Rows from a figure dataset

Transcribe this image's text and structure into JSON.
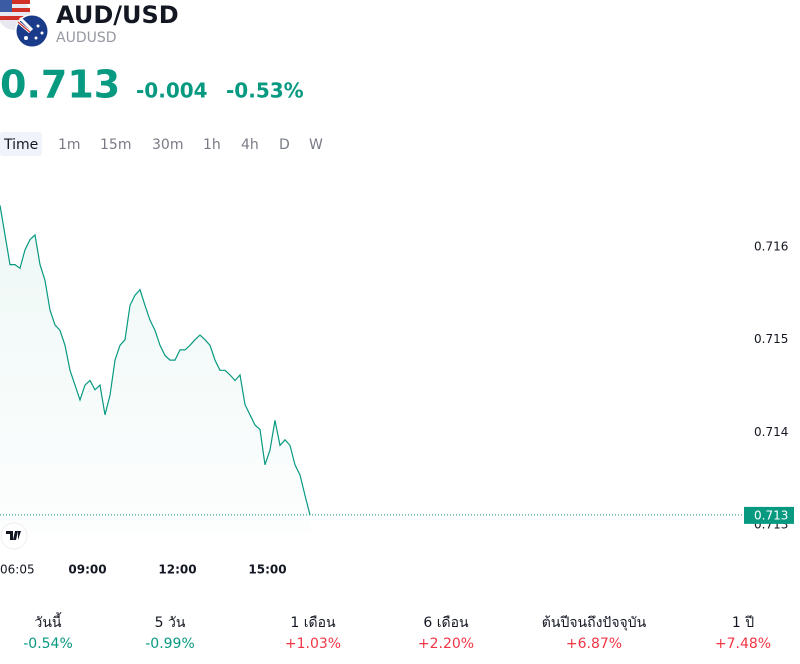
{
  "header": {
    "symbol": "AUD/USD",
    "ticker": "AUDUSD",
    "price": "0.713",
    "change": "-0.004",
    "change_percent": "-0.53%"
  },
  "timeframes": [
    "Time",
    "1m",
    "15m",
    "30m",
    "1h",
    "4h",
    "D",
    "W"
  ],
  "chart_data": {
    "type": "line",
    "color": "#089981",
    "x": [
      "06:05",
      "06:15",
      "06:25",
      "06:35",
      "06:45",
      "06:55",
      "07:05",
      "07:15",
      "07:25",
      "07:35",
      "07:45",
      "07:55",
      "08:05",
      "08:15",
      "08:25",
      "08:35",
      "08:45",
      "08:55",
      "09:05",
      "09:15",
      "09:25",
      "09:35",
      "09:45",
      "09:55",
      "10:05",
      "10:15",
      "10:25",
      "10:35",
      "10:45",
      "10:55",
      "11:05",
      "11:15",
      "11:25",
      "11:35",
      "11:45",
      "11:55",
      "12:05",
      "12:15",
      "12:25",
      "12:35",
      "12:45",
      "12:55",
      "13:05",
      "13:15",
      "13:25",
      "13:35",
      "13:45",
      "13:55",
      "14:05",
      "14:15",
      "14:25",
      "14:35",
      "14:45",
      "14:55",
      "15:05",
      "15:15",
      "15:25",
      "15:35",
      "15:45",
      "15:55",
      "16:05",
      "16:15",
      "16:25"
    ],
    "values": [
      0.71645,
      0.71613,
      0.71581,
      0.71581,
      0.71577,
      0.71597,
      0.71608,
      0.71613,
      0.71581,
      0.71564,
      0.71532,
      0.71516,
      0.7151,
      0.71494,
      0.71467,
      0.71451,
      0.71435,
      0.71451,
      0.71456,
      0.71446,
      0.71451,
      0.71419,
      0.7144,
      0.71478,
      0.71494,
      0.715,
      0.71537,
      0.71548,
      0.71554,
      0.71537,
      0.71521,
      0.7151,
      0.71494,
      0.71483,
      0.71478,
      0.71478,
      0.71489,
      0.71489,
      0.71494,
      0.715,
      0.71505,
      0.715,
      0.71494,
      0.71478,
      0.71467,
      0.71467,
      0.71462,
      0.71456,
      0.71462,
      0.7143,
      0.71419,
      0.71408,
      0.71403,
      0.71365,
      0.71381,
      0.71413,
      0.71386,
      0.71392,
      0.71386,
      0.71365,
      0.71354,
      0.71332,
      0.71311
    ],
    "xticks": [
      "06:05",
      "09:00",
      "12:00",
      "15:00"
    ],
    "ylim": [
      0.7127,
      0.7169
    ],
    "yticks": [
      0.713,
      0.714,
      0.715,
      0.716
    ],
    "price_label": "0.713"
  },
  "performance": [
    {
      "label": "วันนี้",
      "value": "-0.54%",
      "color": "#089981"
    },
    {
      "label": "5 วัน",
      "value": "-0.99%",
      "color": "#089981"
    },
    {
      "label": "1 เดือน",
      "value": "+1.03%",
      "color": "#f23645"
    },
    {
      "label": "6 เดือน",
      "value": "+2.20%",
      "color": "#f23645"
    },
    {
      "label": "ต้นปีจนถึงปัจจุบัน",
      "value": "+6.87%",
      "color": "#f23645"
    },
    {
      "label": "1 ปี",
      "value": "+7.48%",
      "color": "#f23645"
    }
  ]
}
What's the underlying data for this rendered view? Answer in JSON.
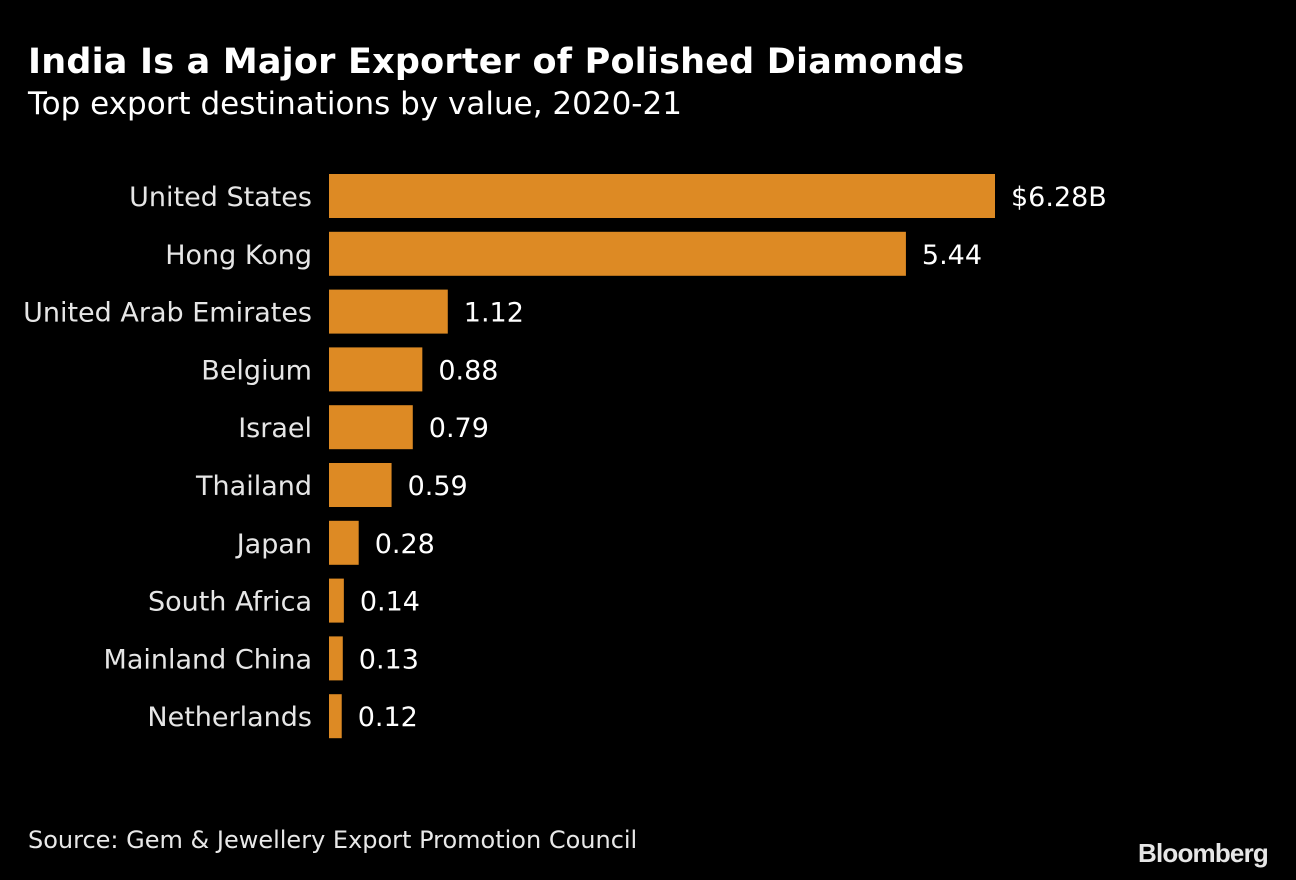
{
  "chart_data": {
    "type": "bar",
    "orientation": "horizontal",
    "title": "India Is a Major Exporter of Polished Diamonds",
    "subtitle": "Top export destinations by value, 2020-21",
    "xlabel": "",
    "ylabel": "",
    "unit": "$B",
    "categories": [
      "United States",
      "Hong Kong",
      "United Arab Emirates",
      "Belgium",
      "Israel",
      "Thailand",
      "Japan",
      "South Africa",
      "Mainland China",
      "Netherlands"
    ],
    "values": [
      6.28,
      5.44,
      1.12,
      0.88,
      0.79,
      0.59,
      0.28,
      0.14,
      0.13,
      0.12
    ],
    "value_labels": [
      "$6.28B",
      "5.44",
      "1.12",
      "0.88",
      "0.79",
      "0.59",
      "0.28",
      "0.14",
      "0.13",
      "0.12"
    ],
    "xlim": [
      0,
      6.28
    ],
    "grid": false,
    "legend": "none",
    "bar_color": "#dd8a24",
    "source": "Source: Gem & Jewellery Export Promotion Council",
    "brand": "Bloomberg"
  }
}
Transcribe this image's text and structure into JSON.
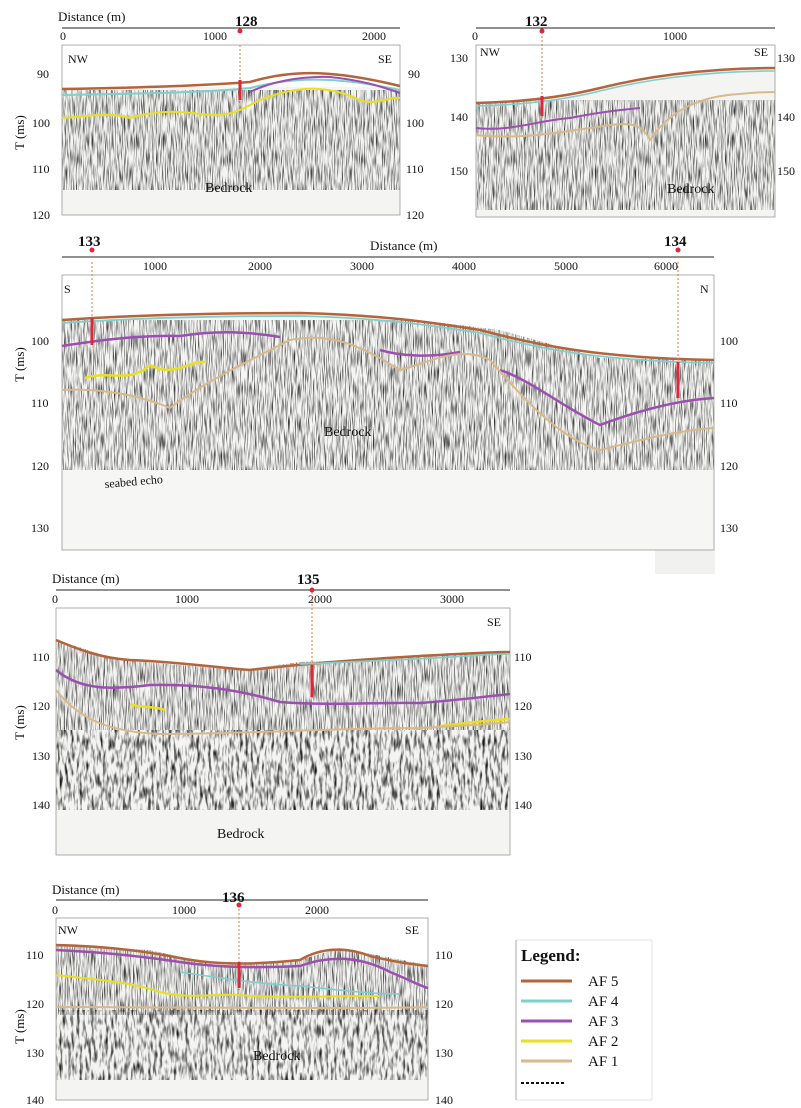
{
  "panels": [
    {
      "distance_label": "Distance (m)",
      "time_label": "T (ms)",
      "dir_left": "NW",
      "dir_right": "SE",
      "x_ticks": [
        "0",
        "1000",
        "2000"
      ],
      "y_ticks": [
        "90",
        "100",
        "110",
        "120"
      ],
      "sites": [
        "128"
      ],
      "label": "Bedrock"
    },
    {
      "dir_left": "NW",
      "dir_right": "SE",
      "x_ticks": [
        "0",
        "1000"
      ],
      "y_ticks": [
        "130",
        "140",
        "150"
      ],
      "sites": [
        "132"
      ],
      "label": "Bedrock"
    },
    {
      "distance_label": "Distance (m)",
      "time_label": "T (ms)",
      "dir_left": "S",
      "dir_right": "N",
      "x_ticks": [
        "1000",
        "2000",
        "3000",
        "4000",
        "5000",
        "6000"
      ],
      "y_ticks": [
        "100",
        "110",
        "120",
        "130"
      ],
      "sites": [
        "133",
        "134"
      ],
      "label": "Bedrock",
      "echo_label": "seabed echo"
    },
    {
      "distance_label": "Distance (m)",
      "time_label": "T (ms)",
      "dir_right": "SE",
      "x_ticks": [
        "0",
        "1000",
        "2000",
        "3000"
      ],
      "y_ticks": [
        "110",
        "120",
        "130",
        "140"
      ],
      "sites": [
        "135"
      ],
      "label": "Bedrock"
    },
    {
      "distance_label": "Distance (m)",
      "time_label": "T (ms)",
      "dir_left": "NW",
      "dir_right": "SE",
      "x_ticks": [
        "0",
        "1000",
        "2000"
      ],
      "y_ticks": [
        "110",
        "120",
        "130",
        "140"
      ],
      "sites": [
        "136"
      ],
      "label": "Bedrock"
    }
  ],
  "legend": {
    "title": "Legend:",
    "items": [
      {
        "label": "AF 5",
        "color": "#b5643a"
      },
      {
        "label": "AF 4",
        "color": "#7fcfcf"
      },
      {
        "label": "AF 3",
        "color": "#9b4fb0"
      },
      {
        "label": "AF 2",
        "color": "#e8e020"
      },
      {
        "label": "AF 1",
        "color": "#d8b98a"
      }
    ]
  },
  "colors": {
    "af5": "#b5643a",
    "af4": "#7fcfcf",
    "af3": "#9b4fb0",
    "af2": "#e8e020",
    "af1": "#d8b98a",
    "site_marker": "#e0273a",
    "site_line": "#e07a3a"
  }
}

REQUIREMENT
Return all of the entries exactly as written, but drop any pictures they hold.

OUTPUT
Transcribe this image's text and structure into JSON.
{
  "header": {
    "symbol": "AUD/USD",
    "ticker": "AUDUSD",
    "price": "0.713",
    "change": "-0.004",
    "change_percent": "-0.53%"
  },
  "timeframes": [
    "Time",
    "1m",
    "15m",
    "30m",
    "1h",
    "4h",
    "D",
    "W"
  ],
  "chart_data": {
    "type": "line",
    "color": "#089981",
    "x": [
      "06:05",
      "06:15",
      "06:25",
      "06:35",
      "06:45",
      "06:55",
      "07:05",
      "07:15",
      "07:25",
      "07:35",
      "07:45",
      "07:55",
      "08:05",
      "08:15",
      "08:25",
      "08:35",
      "08:45",
      "08:55",
      "09:05",
      "09:15",
      "09:25",
      "09:35",
      "09:45",
      "09:55",
      "10:05",
      "10:15",
      "10:25",
      "10:35",
      "10:45",
      "10:55",
      "11:05",
      "11:15",
      "11:25",
      "11:35",
      "11:45",
      "11:55",
      "12:05",
      "12:15",
      "12:25",
      "12:35",
      "12:45",
      "12:55",
      "13:05",
      "13:15",
      "13:25",
      "13:35",
      "13:45",
      "13:55",
      "14:05",
      "14:15",
      "14:25",
      "14:35",
      "14:45",
      "14:55",
      "15:05",
      "15:15",
      "15:25",
      "15:35",
      "15:45",
      "15:55",
      "16:05",
      "16:15",
      "16:25"
    ],
    "values": [
      0.71645,
      0.71613,
      0.71581,
      0.71581,
      0.71577,
      0.71597,
      0.71608,
      0.71613,
      0.71581,
      0.71564,
      0.71532,
      0.71516,
      0.7151,
      0.71494,
      0.71467,
      0.71451,
      0.71435,
      0.71451,
      0.71456,
      0.71446,
      0.71451,
      0.71419,
      0.7144,
      0.71478,
      0.71494,
      0.715,
      0.71537,
      0.71548,
      0.71554,
      0.71537,
      0.71521,
      0.7151,
      0.71494,
      0.71483,
      0.71478,
      0.71478,
      0.71489,
      0.71489,
      0.71494,
      0.715,
      0.71505,
      0.715,
      0.71494,
      0.71478,
      0.71467,
      0.71467,
      0.71462,
      0.71456,
      0.71462,
      0.7143,
      0.71419,
      0.71408,
      0.71403,
      0.71365,
      0.71381,
      0.71413,
      0.71386,
      0.71392,
      0.71386,
      0.71365,
      0.71354,
      0.71332,
      0.71311
    ],
    "xticks": [
      "06:05",
      "09:00",
      "12:00",
      "15:00"
    ],
    "ylim": [
      0.7127,
      0.7169
    ],
    "yticks": [
      0.713,
      0.714,
      0.715,
      0.716
    ],
    "price_label": "0.713"
  },
  "performance": [
    {
      "label": "วันนี้",
      "value": "-0.54%",
      "color": "#089981"
    },
    {
      "label": "5 วัน",
      "value": "-0.99%",
      "color": "#089981"
    },
    {
      "label": "1 เดือน",
      "value": "+1.03%",
      "color": "#f23645"
    },
    {
      "label": "6 เดือน",
      "value": "+2.20%",
      "color": "#f23645"
    },
    {
      "label": "ต้นปีจนถึงปัจจุบัน",
      "value": "+6.87%",
      "color": "#f23645"
    },
    {
      "label": "1 ปี",
      "value": "+7.48%",
      "color": "#f23645"
    }
  ]
}
What's the underlying data for this rendered view? Answer in JSON.
{
  "chart_data": {
    "type": "bar",
    "orientation": "horizontal",
    "title": "India Is a Major Exporter of Polished Diamonds",
    "subtitle": "Top export destinations by value, 2020-21",
    "xlabel": "",
    "ylabel": "",
    "unit": "$B",
    "categories": [
      "United States",
      "Hong Kong",
      "United Arab Emirates",
      "Belgium",
      "Israel",
      "Thailand",
      "Japan",
      "South Africa",
      "Mainland China",
      "Netherlands"
    ],
    "values": [
      6.28,
      5.44,
      1.12,
      0.88,
      0.79,
      0.59,
      0.28,
      0.14,
      0.13,
      0.12
    ],
    "value_labels": [
      "$6.28B",
      "5.44",
      "1.12",
      "0.88",
      "0.79",
      "0.59",
      "0.28",
      "0.14",
      "0.13",
      "0.12"
    ],
    "xlim": [
      0,
      6.28
    ],
    "grid": false,
    "legend": "none",
    "bar_color": "#dd8a24",
    "source": "Source: Gem & Jewellery Export Promotion Council",
    "brand": "Bloomberg"
  }
}
Transcribe this image's text and structure into JSON.
{
  "panels": [
    {
      "distance_label": "Distance (m)",
      "time_label": "T (ms)",
      "dir_left": "NW",
      "dir_right": "SE",
      "x_ticks": [
        "0",
        "1000",
        "2000"
      ],
      "y_ticks": [
        "90",
        "100",
        "110",
        "120"
      ],
      "sites": [
        "128"
      ],
      "label": "Bedrock"
    },
    {
      "dir_left": "NW",
      "dir_right": "SE",
      "x_ticks": [
        "0",
        "1000"
      ],
      "y_ticks": [
        "130",
        "140",
        "150"
      ],
      "sites": [
        "132"
      ],
      "label": "Bedrock"
    },
    {
      "distance_label": "Distance (m)",
      "time_label": "T (ms)",
      "dir_left": "S",
      "dir_right": "N",
      "x_ticks": [
        "1000",
        "2000",
        "3000",
        "4000",
        "5000",
        "6000"
      ],
      "y_ticks": [
        "100",
        "110",
        "120",
        "130"
      ],
      "sites": [
        "133",
        "134"
      ],
      "label": "Bedrock",
      "echo_label": "seabed echo"
    },
    {
      "distance_label": "Distance (m)",
      "time_label": "T (ms)",
      "dir_right": "SE",
      "x_ticks": [
        "0",
        "1000",
        "2000",
        "3000"
      ],
      "y_ticks": [
        "110",
        "120",
        "130",
        "140"
      ],
      "sites": [
        "135"
      ],
      "label": "Bedrock"
    },
    {
      "distance_label": "Distance (m)",
      "time_label": "T (ms)",
      "dir_left": "NW",
      "dir_right": "SE",
      "x_ticks": [
        "0",
        "1000",
        "2000"
      ],
      "y_ticks": [
        "110",
        "120",
        "130",
        "140"
      ],
      "sites": [
        "136"
      ],
      "label": "Bedrock"
    }
  ],
  "legend": {
    "title": "Legend:",
    "items": [
      {
        "label": "AF 5",
        "color": "#b5643a"
      },
      {
        "label": "AF 4",
        "color": "#7fcfcf"
      },
      {
        "label": "AF 3",
        "color": "#9b4fb0"
      },
      {
        "label": "AF 2",
        "color": "#e8e020"
      },
      {
        "label": "AF 1",
        "color": "#d8b98a"
      }
    ]
  },
  "colors": {
    "af5": "#b5643a",
    "af4": "#7fcfcf",
    "af3": "#9b4fb0",
    "af2": "#e8e020",
    "af1": "#d8b98a",
    "site_marker": "#e0273a",
    "site_line": "#e07a3a"
  }
}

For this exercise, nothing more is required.